→ **AIM OF THE EXERCISE**: Output the line that contains "Type out the text in this image." and every line after it to the end of the entries, with nothing added or left out.

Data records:

====

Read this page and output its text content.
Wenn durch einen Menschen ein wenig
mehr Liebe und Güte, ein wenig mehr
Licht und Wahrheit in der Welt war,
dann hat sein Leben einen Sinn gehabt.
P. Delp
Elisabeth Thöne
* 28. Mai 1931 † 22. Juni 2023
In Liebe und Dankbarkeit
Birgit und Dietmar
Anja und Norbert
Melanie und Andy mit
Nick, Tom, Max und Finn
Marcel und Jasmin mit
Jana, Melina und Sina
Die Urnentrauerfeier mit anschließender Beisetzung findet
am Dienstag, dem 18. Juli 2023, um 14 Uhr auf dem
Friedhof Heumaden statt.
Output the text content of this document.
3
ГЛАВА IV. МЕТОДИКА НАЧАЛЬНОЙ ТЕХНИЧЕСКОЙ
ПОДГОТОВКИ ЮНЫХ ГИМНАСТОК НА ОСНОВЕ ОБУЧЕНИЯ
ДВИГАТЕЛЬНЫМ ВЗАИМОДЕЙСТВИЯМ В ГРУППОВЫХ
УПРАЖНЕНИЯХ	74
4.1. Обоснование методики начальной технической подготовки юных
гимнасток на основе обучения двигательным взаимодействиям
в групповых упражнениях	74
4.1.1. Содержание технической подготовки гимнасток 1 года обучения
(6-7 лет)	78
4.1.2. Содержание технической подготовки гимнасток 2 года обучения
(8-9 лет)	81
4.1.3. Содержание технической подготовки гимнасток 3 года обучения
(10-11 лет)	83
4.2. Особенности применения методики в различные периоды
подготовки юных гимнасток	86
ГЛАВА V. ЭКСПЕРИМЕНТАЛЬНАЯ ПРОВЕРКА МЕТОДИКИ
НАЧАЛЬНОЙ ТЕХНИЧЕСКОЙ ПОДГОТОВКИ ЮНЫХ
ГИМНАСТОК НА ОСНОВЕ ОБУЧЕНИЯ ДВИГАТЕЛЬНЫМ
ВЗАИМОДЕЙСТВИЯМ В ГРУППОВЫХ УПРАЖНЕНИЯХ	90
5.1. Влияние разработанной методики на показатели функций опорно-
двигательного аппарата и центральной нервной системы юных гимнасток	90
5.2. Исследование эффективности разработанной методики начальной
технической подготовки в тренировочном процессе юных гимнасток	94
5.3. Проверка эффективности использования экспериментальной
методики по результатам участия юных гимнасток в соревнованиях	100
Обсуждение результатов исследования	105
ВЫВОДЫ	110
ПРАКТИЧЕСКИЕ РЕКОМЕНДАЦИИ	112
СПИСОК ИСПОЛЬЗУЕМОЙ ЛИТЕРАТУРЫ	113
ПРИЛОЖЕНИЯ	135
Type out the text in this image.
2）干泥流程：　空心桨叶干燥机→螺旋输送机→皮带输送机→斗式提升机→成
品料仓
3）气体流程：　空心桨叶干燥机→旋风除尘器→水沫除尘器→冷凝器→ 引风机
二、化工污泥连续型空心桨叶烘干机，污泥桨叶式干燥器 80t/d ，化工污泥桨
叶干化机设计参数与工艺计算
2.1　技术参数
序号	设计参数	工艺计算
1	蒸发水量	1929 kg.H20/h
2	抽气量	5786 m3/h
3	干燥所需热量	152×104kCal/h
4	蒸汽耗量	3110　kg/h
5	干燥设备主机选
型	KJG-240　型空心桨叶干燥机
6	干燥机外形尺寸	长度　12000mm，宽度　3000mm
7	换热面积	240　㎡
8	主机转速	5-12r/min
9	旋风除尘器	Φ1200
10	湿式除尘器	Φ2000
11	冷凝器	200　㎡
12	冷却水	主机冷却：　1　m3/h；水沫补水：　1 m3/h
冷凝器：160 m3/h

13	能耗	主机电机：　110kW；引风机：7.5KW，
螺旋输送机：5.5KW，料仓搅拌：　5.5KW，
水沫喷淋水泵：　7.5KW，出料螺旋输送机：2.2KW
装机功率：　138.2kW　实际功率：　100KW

====

→ **OUTPUT FOR THIS TASK**:
Type out the text in this image.
2）干泥流程：　空心桨叶干燥机→螺旋输送机→皮带输送机→斗式提升机→成
品料仓
3）气体流程：　空心桨叶干燥机→旋风除尘器→水沫除尘器→冷凝器→ 引风机
二、化工污泥连续型空心桨叶烘干机，污泥桨叶式干燥器 80t/d ，化工污泥桨
叶干化机设计参数与工艺计算
2.1　技术参数
序号	设计参数	工艺计算
1	蒸发水量	1929 kg.H20/h
2	抽气量	5786 m3/h
3	干燥所需热量	152×104kCal/h
4	蒸汽耗量	3110　kg/h
5	干燥设备主机选
型	KJG-240　型空心桨叶干燥机
6	干燥机外形尺寸	长度　12000mm，宽度　3000mm
7	换热面积	240　㎡
8	主机转速	5-12r/min
9	旋风除尘器	Φ1200
10	湿式除尘器	Φ2000
11	冷凝器	200　㎡
12	冷却水	主机冷却：　1　m3/h；水沫补水：　1 m3/h
冷凝器：160 m3/h

13	能耗	主机电机：　110kW；引风机：7.5KW，
螺旋输送机：5.5KW，料仓搅拌：　5.5KW，
水沫喷淋水泵：　7.5KW，出料螺旋输送机：2.2KW
装机功率：　138.2kW　实际功率：　100KW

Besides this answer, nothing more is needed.